Given request ->
Quote the items below word for word, from the very start through the line containing "x-tick-label: 25 <box>1111 859 1162 905</box>".

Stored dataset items

==========

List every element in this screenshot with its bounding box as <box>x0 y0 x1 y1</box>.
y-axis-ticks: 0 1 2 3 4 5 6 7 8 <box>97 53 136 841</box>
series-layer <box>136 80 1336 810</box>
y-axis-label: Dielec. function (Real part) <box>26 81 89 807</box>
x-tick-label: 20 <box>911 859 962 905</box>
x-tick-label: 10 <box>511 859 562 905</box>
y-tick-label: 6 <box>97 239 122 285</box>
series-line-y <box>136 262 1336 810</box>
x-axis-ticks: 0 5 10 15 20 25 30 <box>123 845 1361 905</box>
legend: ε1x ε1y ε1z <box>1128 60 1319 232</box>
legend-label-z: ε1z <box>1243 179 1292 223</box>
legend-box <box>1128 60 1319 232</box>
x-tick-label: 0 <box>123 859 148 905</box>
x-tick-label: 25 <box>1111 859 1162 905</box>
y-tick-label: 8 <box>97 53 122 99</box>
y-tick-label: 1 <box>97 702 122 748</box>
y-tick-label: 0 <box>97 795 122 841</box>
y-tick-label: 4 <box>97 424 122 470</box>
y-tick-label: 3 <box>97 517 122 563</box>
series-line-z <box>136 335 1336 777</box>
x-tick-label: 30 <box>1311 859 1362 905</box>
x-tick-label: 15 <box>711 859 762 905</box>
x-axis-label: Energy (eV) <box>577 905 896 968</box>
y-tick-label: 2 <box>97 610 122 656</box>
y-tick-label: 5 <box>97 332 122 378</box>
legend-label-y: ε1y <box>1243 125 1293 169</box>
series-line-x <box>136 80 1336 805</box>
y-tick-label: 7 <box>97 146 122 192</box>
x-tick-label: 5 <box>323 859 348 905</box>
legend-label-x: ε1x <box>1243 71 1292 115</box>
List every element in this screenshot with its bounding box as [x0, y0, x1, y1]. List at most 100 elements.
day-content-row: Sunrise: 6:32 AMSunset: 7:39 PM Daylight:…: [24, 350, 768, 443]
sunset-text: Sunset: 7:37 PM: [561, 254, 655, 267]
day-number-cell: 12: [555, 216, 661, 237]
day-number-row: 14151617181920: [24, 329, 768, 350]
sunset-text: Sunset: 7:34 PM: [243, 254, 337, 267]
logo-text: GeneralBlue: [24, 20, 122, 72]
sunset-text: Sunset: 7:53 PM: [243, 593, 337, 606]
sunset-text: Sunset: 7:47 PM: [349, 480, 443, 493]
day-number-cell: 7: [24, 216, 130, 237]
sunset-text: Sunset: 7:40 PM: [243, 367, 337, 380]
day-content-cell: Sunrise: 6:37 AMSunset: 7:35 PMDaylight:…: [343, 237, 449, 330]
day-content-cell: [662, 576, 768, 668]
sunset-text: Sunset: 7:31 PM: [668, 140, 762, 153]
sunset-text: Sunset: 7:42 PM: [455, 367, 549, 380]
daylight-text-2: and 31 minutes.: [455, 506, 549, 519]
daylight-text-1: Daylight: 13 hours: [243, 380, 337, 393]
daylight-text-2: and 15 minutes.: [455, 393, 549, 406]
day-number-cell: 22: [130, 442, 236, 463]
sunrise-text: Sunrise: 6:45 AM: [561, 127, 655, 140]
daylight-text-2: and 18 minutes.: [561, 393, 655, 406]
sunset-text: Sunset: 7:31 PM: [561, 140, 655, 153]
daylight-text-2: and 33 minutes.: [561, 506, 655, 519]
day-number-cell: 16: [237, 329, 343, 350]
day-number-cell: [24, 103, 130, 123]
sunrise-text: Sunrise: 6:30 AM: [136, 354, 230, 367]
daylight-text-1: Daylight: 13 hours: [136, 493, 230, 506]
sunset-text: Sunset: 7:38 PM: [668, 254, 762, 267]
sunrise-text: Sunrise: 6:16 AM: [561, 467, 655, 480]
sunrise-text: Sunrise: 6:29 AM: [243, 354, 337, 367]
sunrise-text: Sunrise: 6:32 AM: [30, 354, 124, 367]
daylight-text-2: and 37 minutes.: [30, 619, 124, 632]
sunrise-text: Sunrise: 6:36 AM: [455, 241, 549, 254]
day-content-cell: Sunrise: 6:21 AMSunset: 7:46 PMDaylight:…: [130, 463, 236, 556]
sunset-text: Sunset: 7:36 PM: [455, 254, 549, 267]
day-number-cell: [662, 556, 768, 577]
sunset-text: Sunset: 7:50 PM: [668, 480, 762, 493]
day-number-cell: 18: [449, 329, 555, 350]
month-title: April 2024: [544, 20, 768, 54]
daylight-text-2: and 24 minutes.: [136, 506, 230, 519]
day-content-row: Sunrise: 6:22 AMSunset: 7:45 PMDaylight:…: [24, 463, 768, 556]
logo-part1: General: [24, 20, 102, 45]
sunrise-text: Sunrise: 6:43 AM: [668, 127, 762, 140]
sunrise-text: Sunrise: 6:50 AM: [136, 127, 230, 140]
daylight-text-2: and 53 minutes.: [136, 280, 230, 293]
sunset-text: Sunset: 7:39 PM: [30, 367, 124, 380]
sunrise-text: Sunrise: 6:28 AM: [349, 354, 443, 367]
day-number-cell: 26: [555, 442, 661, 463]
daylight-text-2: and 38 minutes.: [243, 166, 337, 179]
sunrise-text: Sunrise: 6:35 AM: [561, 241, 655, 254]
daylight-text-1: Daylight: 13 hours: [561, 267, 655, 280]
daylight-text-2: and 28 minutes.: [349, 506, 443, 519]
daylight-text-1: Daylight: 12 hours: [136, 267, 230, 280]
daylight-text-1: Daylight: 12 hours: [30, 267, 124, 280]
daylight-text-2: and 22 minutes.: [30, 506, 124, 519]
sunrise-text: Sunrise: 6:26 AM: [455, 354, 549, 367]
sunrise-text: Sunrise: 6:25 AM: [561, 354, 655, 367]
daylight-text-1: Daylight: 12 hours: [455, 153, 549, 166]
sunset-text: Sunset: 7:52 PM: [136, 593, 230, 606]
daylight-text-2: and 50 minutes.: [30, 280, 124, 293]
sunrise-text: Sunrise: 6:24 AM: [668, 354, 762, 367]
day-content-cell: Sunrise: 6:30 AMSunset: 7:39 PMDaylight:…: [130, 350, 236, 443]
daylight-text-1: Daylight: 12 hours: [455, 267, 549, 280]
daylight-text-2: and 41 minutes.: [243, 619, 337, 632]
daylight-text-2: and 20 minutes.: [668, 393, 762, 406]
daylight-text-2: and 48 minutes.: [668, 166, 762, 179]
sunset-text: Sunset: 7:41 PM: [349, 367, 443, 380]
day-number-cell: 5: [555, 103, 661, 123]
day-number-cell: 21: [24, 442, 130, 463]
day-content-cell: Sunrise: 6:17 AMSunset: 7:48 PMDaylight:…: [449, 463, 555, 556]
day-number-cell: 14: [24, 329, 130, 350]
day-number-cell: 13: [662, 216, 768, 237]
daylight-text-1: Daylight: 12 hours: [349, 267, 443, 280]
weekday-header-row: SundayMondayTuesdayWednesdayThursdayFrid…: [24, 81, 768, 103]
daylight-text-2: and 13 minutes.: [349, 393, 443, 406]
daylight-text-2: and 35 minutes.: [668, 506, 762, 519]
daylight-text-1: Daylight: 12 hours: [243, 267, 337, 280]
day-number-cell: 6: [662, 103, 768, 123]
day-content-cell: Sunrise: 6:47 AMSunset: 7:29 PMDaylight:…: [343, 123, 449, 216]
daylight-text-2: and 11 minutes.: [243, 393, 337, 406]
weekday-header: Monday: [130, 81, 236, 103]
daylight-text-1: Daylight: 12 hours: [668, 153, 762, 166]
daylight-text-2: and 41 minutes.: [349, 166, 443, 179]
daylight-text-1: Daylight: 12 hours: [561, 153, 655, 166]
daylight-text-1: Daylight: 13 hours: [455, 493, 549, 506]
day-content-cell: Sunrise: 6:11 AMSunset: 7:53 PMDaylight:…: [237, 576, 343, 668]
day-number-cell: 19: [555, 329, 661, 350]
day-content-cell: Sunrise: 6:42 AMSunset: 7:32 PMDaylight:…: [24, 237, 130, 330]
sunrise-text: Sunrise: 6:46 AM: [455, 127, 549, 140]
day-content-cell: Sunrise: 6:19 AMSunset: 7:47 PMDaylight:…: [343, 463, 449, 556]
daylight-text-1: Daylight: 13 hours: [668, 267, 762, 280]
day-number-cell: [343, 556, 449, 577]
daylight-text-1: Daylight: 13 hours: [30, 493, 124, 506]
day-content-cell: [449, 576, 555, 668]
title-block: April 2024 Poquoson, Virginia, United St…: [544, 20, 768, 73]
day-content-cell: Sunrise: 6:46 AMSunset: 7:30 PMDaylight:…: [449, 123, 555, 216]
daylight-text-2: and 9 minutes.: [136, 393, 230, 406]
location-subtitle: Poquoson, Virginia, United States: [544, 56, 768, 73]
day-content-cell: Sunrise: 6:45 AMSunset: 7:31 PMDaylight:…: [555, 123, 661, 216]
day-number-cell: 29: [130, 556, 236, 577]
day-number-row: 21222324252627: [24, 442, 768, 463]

==========

Reply ->
List every element in this screenshot with its bounding box as <box>x0 y0 x1 y1</box>.
y-axis-ticks: 0 1 2 3 4 5 6 7 8 <box>97 53 136 841</box>
series-layer <box>136 80 1336 810</box>
y-axis-label: Dielec. function (Real part) <box>26 81 89 807</box>
x-tick-label: 20 <box>911 859 962 905</box>
x-tick-label: 10 <box>511 859 562 905</box>
y-tick-label: 6 <box>97 239 122 285</box>
series-line-y <box>136 262 1336 810</box>
x-axis-ticks: 0 5 10 15 20 25 30 <box>123 845 1361 905</box>
legend: ε1x ε1y ε1z <box>1128 60 1319 232</box>
legend-label-z: ε1z <box>1243 179 1292 223</box>
legend-box <box>1128 60 1319 232</box>
x-tick-label: 0 <box>123 859 148 905</box>
x-tick-label: 25 <box>1111 859 1162 905</box>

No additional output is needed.